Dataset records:
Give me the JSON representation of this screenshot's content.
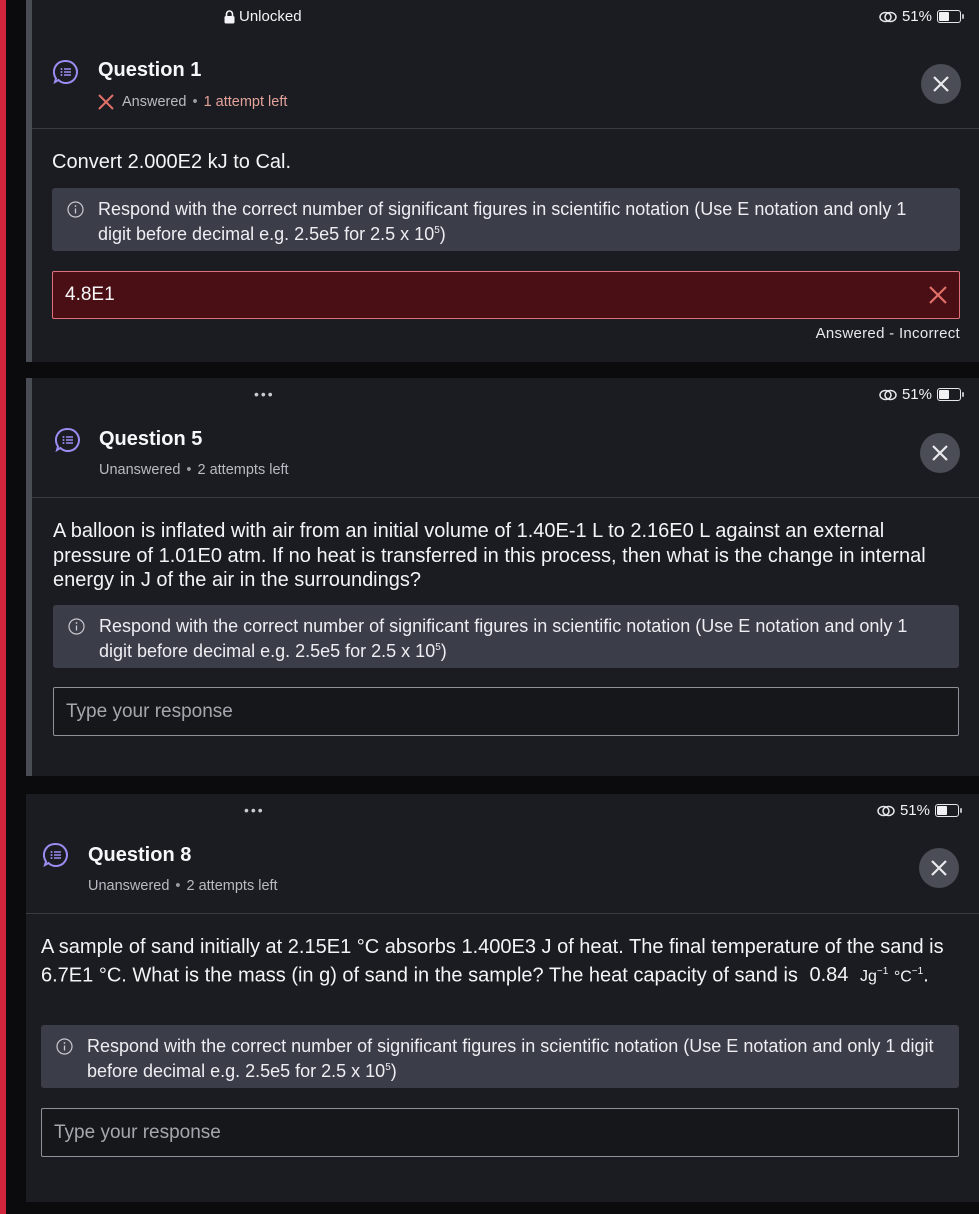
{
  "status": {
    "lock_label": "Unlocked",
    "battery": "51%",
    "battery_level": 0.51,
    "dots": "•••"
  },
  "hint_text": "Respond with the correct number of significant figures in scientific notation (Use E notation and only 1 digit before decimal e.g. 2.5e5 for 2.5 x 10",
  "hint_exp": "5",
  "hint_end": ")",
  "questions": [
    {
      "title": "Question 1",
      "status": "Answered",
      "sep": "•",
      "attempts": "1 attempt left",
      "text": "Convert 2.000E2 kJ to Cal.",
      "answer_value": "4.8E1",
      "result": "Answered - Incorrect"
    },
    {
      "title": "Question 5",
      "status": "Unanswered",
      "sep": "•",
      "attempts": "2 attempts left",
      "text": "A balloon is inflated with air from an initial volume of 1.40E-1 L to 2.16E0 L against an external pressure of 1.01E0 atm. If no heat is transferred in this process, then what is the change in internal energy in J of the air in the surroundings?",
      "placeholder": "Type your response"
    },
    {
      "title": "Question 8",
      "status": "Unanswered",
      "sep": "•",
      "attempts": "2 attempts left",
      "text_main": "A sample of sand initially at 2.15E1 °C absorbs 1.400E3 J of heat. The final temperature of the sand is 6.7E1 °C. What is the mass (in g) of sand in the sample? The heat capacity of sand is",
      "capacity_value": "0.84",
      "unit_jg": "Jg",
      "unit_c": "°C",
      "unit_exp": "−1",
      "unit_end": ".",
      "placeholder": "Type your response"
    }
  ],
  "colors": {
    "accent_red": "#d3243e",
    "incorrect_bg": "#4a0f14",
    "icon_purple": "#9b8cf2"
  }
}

→ **Work instructions**:
Copy out every line from the material above in which the word "title" appears.

→ **Reply**:
      "title": "Question 1",
      "title": "Question 5",
      "title": "Question 8",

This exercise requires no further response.